In the material below, list every line carrying the string "xlabel".

- **Provided records**
================
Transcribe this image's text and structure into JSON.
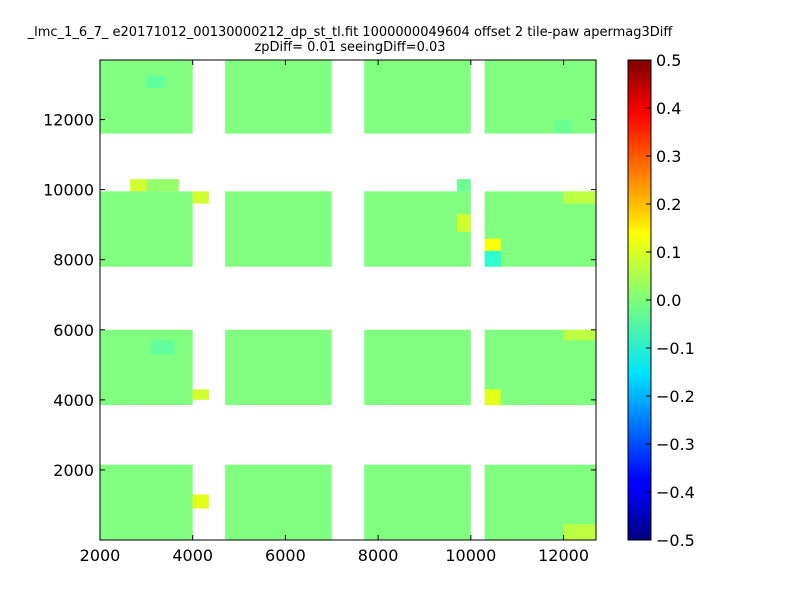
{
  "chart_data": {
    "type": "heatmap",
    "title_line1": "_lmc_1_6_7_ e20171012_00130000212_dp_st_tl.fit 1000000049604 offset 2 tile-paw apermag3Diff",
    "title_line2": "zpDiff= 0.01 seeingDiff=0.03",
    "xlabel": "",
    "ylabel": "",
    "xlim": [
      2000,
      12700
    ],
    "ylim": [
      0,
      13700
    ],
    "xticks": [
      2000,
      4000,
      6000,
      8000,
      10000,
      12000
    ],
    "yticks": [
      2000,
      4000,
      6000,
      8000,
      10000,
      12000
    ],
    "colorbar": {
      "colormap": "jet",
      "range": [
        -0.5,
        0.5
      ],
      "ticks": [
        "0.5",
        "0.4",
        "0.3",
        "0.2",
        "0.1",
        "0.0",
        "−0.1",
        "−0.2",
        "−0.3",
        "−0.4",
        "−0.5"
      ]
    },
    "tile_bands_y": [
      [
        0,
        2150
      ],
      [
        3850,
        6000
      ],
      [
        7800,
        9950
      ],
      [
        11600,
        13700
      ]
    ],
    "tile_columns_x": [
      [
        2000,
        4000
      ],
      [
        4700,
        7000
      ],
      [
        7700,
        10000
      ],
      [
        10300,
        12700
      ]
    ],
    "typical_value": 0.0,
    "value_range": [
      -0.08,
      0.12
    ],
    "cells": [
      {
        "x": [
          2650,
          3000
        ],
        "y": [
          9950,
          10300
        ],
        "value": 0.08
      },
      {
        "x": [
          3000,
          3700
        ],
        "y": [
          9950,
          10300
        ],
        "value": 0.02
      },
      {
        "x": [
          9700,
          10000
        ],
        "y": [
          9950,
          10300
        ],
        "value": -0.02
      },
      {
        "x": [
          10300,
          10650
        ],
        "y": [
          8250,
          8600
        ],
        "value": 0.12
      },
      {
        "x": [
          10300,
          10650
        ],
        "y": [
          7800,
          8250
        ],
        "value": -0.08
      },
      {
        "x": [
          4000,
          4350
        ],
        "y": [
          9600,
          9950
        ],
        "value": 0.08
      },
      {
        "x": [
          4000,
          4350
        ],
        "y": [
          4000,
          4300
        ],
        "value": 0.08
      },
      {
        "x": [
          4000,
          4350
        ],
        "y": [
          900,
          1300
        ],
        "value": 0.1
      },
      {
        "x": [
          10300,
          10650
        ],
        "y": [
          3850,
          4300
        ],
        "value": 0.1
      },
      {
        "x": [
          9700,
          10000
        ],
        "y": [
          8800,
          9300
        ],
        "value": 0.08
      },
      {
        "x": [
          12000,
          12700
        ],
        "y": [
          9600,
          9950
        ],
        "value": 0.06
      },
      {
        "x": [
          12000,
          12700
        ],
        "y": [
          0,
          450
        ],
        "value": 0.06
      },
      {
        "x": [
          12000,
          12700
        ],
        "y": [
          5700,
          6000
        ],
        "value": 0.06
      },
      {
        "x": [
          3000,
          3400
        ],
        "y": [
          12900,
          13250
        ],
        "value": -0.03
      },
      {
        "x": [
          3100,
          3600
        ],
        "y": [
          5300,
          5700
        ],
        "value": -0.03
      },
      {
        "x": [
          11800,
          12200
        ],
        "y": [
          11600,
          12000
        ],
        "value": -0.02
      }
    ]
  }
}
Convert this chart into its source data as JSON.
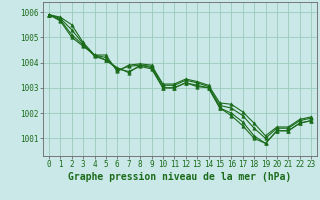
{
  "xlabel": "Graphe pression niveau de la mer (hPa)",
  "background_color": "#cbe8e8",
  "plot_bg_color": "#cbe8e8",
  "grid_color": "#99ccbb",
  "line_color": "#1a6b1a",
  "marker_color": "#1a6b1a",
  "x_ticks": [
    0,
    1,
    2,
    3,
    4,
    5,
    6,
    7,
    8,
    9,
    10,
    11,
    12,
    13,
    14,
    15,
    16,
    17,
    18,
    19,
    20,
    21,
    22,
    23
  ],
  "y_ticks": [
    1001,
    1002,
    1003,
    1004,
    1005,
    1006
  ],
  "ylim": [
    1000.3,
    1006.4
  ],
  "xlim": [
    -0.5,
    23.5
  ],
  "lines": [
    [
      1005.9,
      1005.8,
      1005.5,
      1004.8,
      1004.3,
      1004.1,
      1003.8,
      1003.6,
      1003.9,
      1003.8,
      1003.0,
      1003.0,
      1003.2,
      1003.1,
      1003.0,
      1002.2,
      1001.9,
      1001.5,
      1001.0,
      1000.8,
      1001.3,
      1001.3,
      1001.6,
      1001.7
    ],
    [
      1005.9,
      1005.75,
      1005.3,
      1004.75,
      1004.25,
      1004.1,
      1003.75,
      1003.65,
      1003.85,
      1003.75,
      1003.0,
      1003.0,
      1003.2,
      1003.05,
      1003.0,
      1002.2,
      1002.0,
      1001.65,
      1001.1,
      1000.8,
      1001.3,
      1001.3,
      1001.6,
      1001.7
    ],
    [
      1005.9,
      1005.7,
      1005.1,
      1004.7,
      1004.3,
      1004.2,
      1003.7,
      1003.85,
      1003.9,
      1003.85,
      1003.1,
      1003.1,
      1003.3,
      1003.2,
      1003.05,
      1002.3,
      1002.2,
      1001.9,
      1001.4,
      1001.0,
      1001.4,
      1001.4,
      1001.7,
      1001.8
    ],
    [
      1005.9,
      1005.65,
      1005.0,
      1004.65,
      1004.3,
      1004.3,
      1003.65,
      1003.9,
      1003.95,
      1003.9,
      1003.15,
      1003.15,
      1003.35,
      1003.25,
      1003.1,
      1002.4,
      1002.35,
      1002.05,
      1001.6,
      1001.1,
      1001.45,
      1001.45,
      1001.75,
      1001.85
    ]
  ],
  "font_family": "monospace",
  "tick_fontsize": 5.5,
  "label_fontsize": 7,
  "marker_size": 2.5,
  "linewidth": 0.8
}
================
- **Final result**
    "xlabel": "",
  "xlabel": "Graphe pression niveau de la mer (hPa)",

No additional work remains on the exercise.